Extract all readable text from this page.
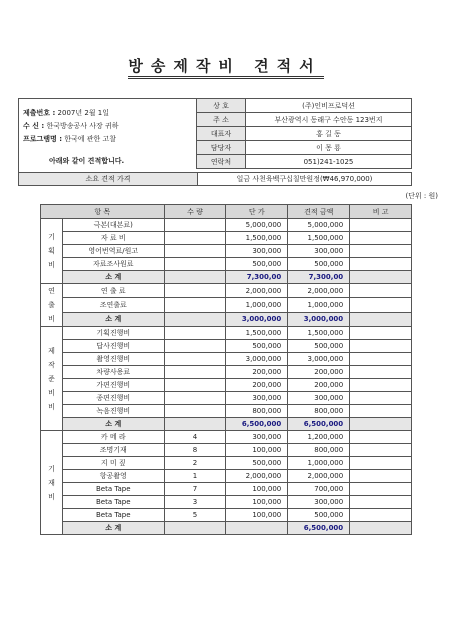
방송제작비 견적서
제출번호 : 2007년 2월 1일
수 신 : 한국방송공사 사장 귀하
프로그램명 : 한국에 관한 고찰
아래와 같이 견적합니다.
상 호	(주)인비프로덕션
주 소	부산광역시 동래구 수안동 123번지
대표자	홍 길 동
담당자	이 몽 룡
연락처	051)241-1025
소요 견적 가격	일금 사천육백구십칠만원정(₩46,970,000)
(단위 : 원)
항 목		수 량	단 가	견적 금액	비 고
기
획
비	극본(대본료)		5,000,000	5,000,000	
	자 료 비		1,500,000	1,500,000	
	영어번역료/원고		300,000	300,000	
	자료조사원료		500,000	500,000	
	소 계		7,300,00	7,300,00	
연
출
비	연 출 료		2,000,000	2,000,000	
	조연출료		1,000,000	1,000,000	
	소 계		3,000,000	3,000,000	
제
작
준
비
비	기획진행비		1,500,000	1,500,000	
	답사진행비		500,000	500,000	
	촬영진행비		3,000,000	3,000,000	
	차량사용료		200,000	200,000	
	가편진행비		200,000	200,000	
	종편진행비		300,000	300,000	
	녹음진행비		800,000	800,000	
	소 계		6,500,000	6,500,000	
기
재
비	카 메 라	4	300,000	1,200,000	
	조명기재	8	100,000	800,000	
	지 미 짚	2	500,000	1,000,000	
	항공촬영	1	2,000,000	2,000,000	
	Beta Tape	7	100,000	700,000	
	Beta Tape	3	100,000	300,000	
	Beta Tape	5	100,000	500,000	
	소 계			6,500,000	
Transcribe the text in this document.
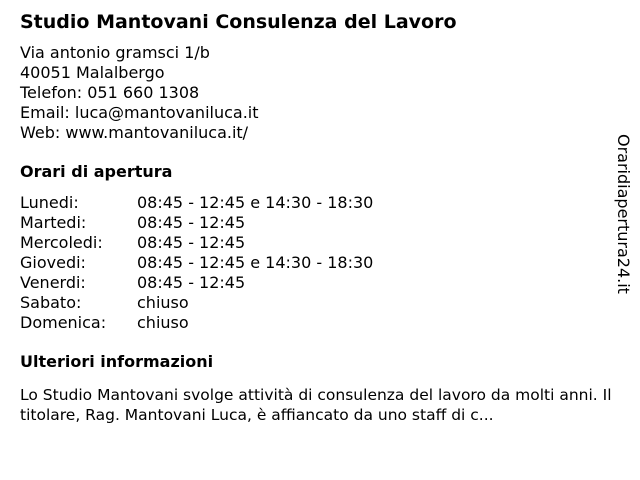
Studio Mantovani Consulenza del Lavoro
Via antonio gramsci 1/b
40051 Malalbergo
Telefon: 051 660 1308
Email: luca@mantovaniluca.it
Web: www.mantovaniluca.it/
Orari di apertura
Lunedi:	08:45 - 12:45 e 14:30 - 18:30
Martedi:	08:45 - 12:45
Mercoledi:	08:45 - 12:45
Giovedi:	08:45 - 12:45 e 14:30 - 18:30
Venerdi:	08:45 - 12:45
Sabato:	chiuso
Domenica:	chiuso
Ulteriori informazioni
Lo Studio Mantovani svolge attività di consulenza del lavoro da molti anni. Il titolare, Rag. Mantovani Luca, è affiancato da uno staff di c...
Oraridiapertura24.it
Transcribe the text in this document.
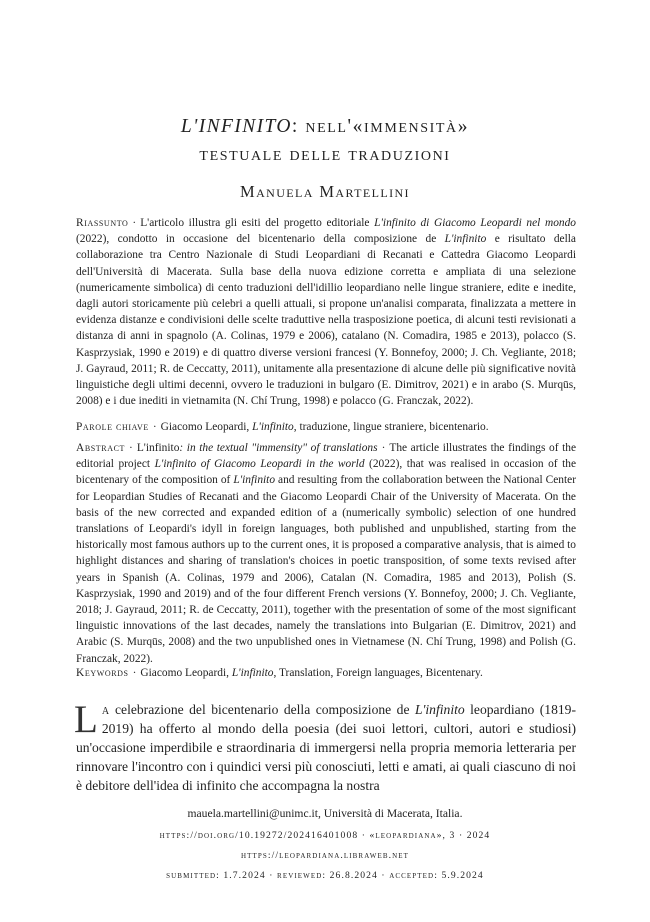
L'INFINITO: nell'«immensità»
testuale delle traduzioni
Manuela Martellini

Riassunto · L'articolo illustra gli esiti del progetto editoriale L'infinito di Giacomo Leopardi nel mondo (2022), condotto in occasione del bicentenario della composizione de L'infinito e risultato della collaborazione tra Centro Nazionale di Studi Leopardiani di Recanati e Cattedra Giacomo Leopardi dell'Università di Macerata. Sulla base della nuova edizione corretta e ampliata di una selezione (numericamente simbolica) di cento traduzioni dell'idillio leopardiano nelle lingue straniere, edite e inedite, dagli autori storicamente più celebri a quelli attuali, si propone un'analisi comparata, finalizzata a mettere in evidenza distanze e condivisioni delle scelte traduttive nella trasposizione poetica, di alcuni testi revisionati a distanza di anni in spagnolo (A. Colinas, 1979 e 2006), catalano (N. Comadira, 1985 e 2013), polacco (S. Kasprzysiak, 1990 e 2019) e di quattro diverse versioni francesi (Y. Bonnefoy, 2000; J. Ch. Vegliante, 2018; J. Gayraud, 2011; R. de Ceccatty, 2011), unitamente alla presentazione di alcune delle più significative novità linguistiche degli ultimi decenni, ovvero le traduzioni in bulgaro (E. Dimitrov, 2021) e in arabo (S. Murqūs, 2008) e i due inediti in vietnamita (N. Chí Trung, 1998) e polacco (G. Franczak, 2022).

Parole chiave · Giacomo Leopardi, L'infinito, traduzione, lingue straniere, bicentenario.

Abstract · L'infinito: in the textual "immensity" of translations · The article illustrates the findings of the editorial project L'infinito of Giacomo Leopardi in the world (2022), that was realised in occasion of the bicentenary of the composition of L'infinito and resulting from the collaboration between the National Center for Leopardian Studies of Recanati and the Giacomo Leopardi Chair of the University of Macerata. On the basis of the new corrected and expanded edition of a (numerically symbolic) selection of one hundred translations of Leopardi's idyll in foreign languages, both published and unpublished, starting from the historically most famous authors up to the current ones, it is proposed a comparative analysis, that is aimed to highlight distances and sharing of translation's choices in poetic transposition, of some texts revised after years in Spanish (A. Colinas, 1979 and 2006), Catalan (N. Comadira, 1985 and 2013), Polish (S. Kasprzysiak, 1990 and 2019) and of the four different French versions (Y. Bonnefoy, 2000; J. Ch. Vegliante, 2018; J. Gayraud, 2011; R. de Ceccatty, 2011), together with the presentation of some of the most significant linguistic innovations of the last decades, namely the translations into Bulgarian (E. Dimitrov, 2021) and Arabic (S. Murqūs, 2008) and the two unpublished ones in Vietnamese (N. Chí Trung, 1998) and Polish (G. Franczak, 2022).

Keywords · Giacomo Leopardi, L'infinito, Translation, Foreign languages, Bicentenary.

La celebrazione del bicentenario della composizione de L'infinito leopardiano (1819-2019) ha offerto al mondo della poesia (dei suoi lettori, cultori, autori e studiosi) un'occasione imperdibile e straordinaria di immergersi nella propria memoria letteraria per rinnovare l'incontro con i quindici versi più conosciuti, letti e amati, ai quali ciascuno di noi è debitore dell'idea di infinito che accompagna la nostra
mauela.martellini@unimc.it, Università di Macerata, Italia.
https://doi.org/10.19272/202416401008 · «leopardiana», 3 · 2024
https://leopardiana.libraweb.net
submitted: 1.7.2024 · reviewed: 26.8.2024 · accepted: 5.9.2024
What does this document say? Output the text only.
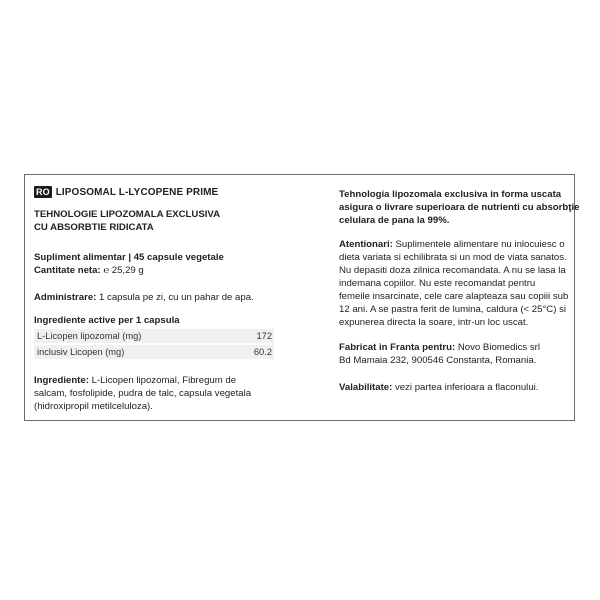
RO LIPOSOMAL L-LYCOPENE PRIME
TEHNOLOGIE LIPOZOMALA EXCLUSIVA
CU ABSORBTIE RIDICATA
Supliment alimentar | 45 capsule vegetale
Cantitate neta: ℮ 25,29 g
Administrare: 1 capsula pe zi, cu un pahar de apa.
Ingrediente active per 1 capsula
L-Licopen lipozomal (mg)	172
inclusiv Licopen (mg)	60.2
Ingrediente: L-Licopen lipozomal, Fibregum de
salcam, fosfolipide, pudra de talc, capsula vegetala
(hidroxipropil metilceluloza).
Tehnologia lipozomala exclusiva in forma uscata
asigura o livrare superioara de nutrienti cu absorbţie
celulara de pana la 99%.
Atentionari: Suplimentele alimentare nu inlocuiesc o
dieta variata si echilibrata si un mod de viata sanatos.
Nu depasiti doza zilnica recomandata. A nu se lasa la
indemana copiilor. Nu este recomandat pentru
femeile insarcinate, cele care alapteaza sau copiii sub
12 ani. A se pastra ferit de lumina, caldura (< 25°C) si
expunerea directa la soare, intr-un loc uscat.
Fabricat in Franta pentru: Novo Biomedics srl
Bd Mamaia 232, 900546 Constanta, Romania.
Valabilitate: vezi partea inferioara a flaconului.
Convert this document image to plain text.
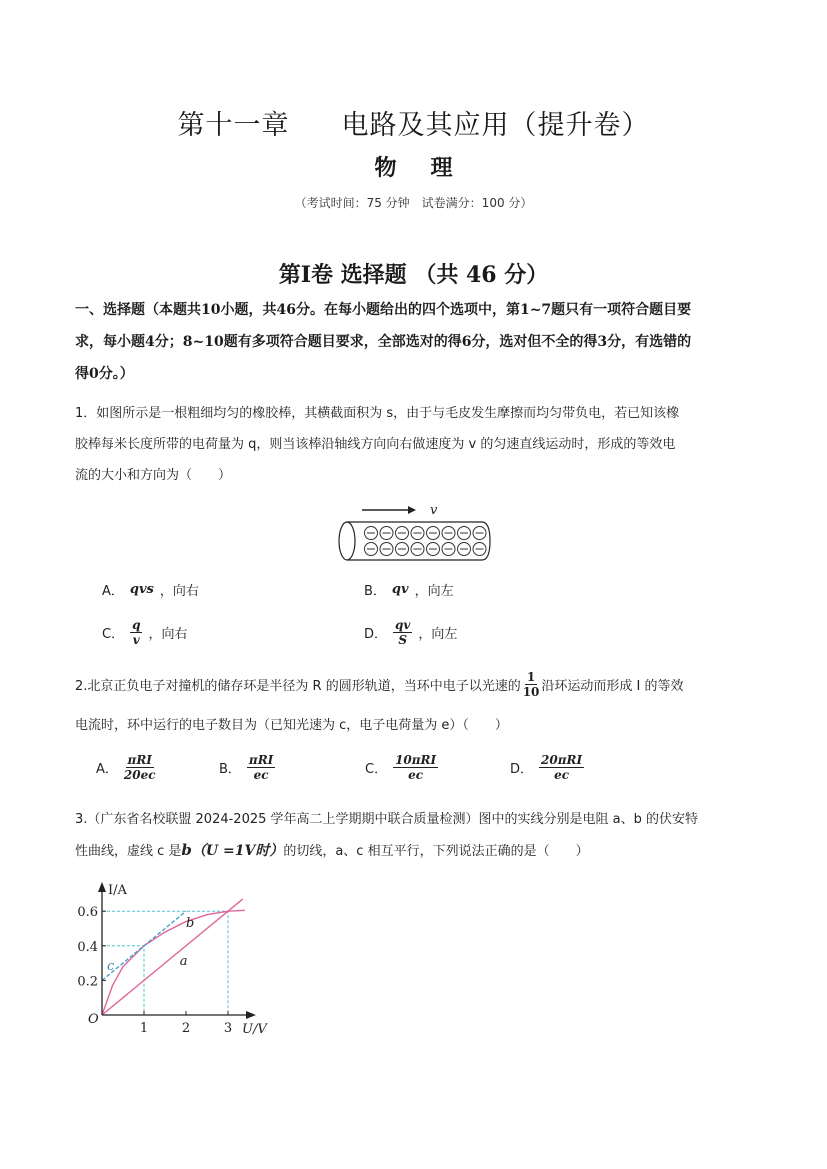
第十一章 电路及其应用（提升卷）
物 理
（考试时间：75 分钟　试卷满分：100 分）
第Ⅰ卷 选择题 （共 46 分）
一、选择题（本题共10小题，共46分。在每小题给出的四个选项中，第1~7题只有一项符合题目要
求，每小题4分；8~10题有多项符合题目要求，全部选对的得6分，选对但不全的得3分，有选错的
得0分。）
1．如图所示是一根粗细均匀的橡胶棒，其横截面积为 s，由于与毛皮发生摩擦而均匀带负电，若已知该橡
胶棒每米长度所带的电荷量为 q，则当该棒沿轴线方向向右做速度为 v 的匀速直线运动时，形成的等效电
流的大小和方向为（　　）
v
A． qvs ，向右	B． qv ，向左
C． $\frac{q}{v}$ ，向右	D． $\frac{qv}{S}$ ，向左
2.北京正负电子对撞机的储存环是半径为 R 的圆形轨道，当环中电子以光速的 $\frac{1}{10}$ 沿环运动而形成 I 的等效
电流时，环中运行的电子数目为（已知光速为 c，电子电荷量为 e）（　　）
A． $\frac{\text{πRI}}{20ec}$	B． $\frac{\text{πRI}}{ec}$	C． $\frac{\text{10πRI}}{ec}$	D． $\frac{\text{20πRI}}{ec}$
3.（广东省名校联盟 2024-2025 学年高二上学期期中联合质量检测）图中的实线分别是电阻 a、b 的伏安特
性曲线，虚线 c 是 b （U =1V时） 的切线，a、c 相互平行，下列说法正确的是（　　）
1	2	3
0.2
0.4
0.6
O
I/A
U/V
a
b
c
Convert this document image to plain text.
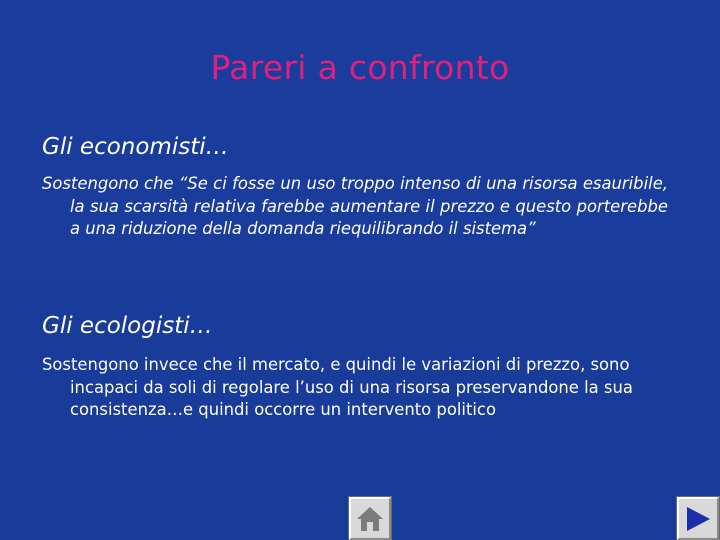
Pareri a confronto
Gli economisti…
Sostengono che “Se ci fosse un uso troppo intenso di una risorsa esauribile, la sua scarsità relativa farebbe aumentare il prezzo e questo porterebbe a una riduzione della domanda riequilibrando il sistema”
Gli ecologisti…
Sostengono invece che il mercato, e quindi le variazioni di prezzo, sono incapaci da soli di regolare l’uso di una risorsa preservandone la sua consistenza…e quindi occorre un intervento politico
--
▸ INSTRUCTION
Search the data for "Ingrediente" and list every line in which it occurs.

▸ FINISHED EXERCISE
Ingrediente active per 1 capsula
Ingrediente: L-Licopen lipozomal, Fibregum de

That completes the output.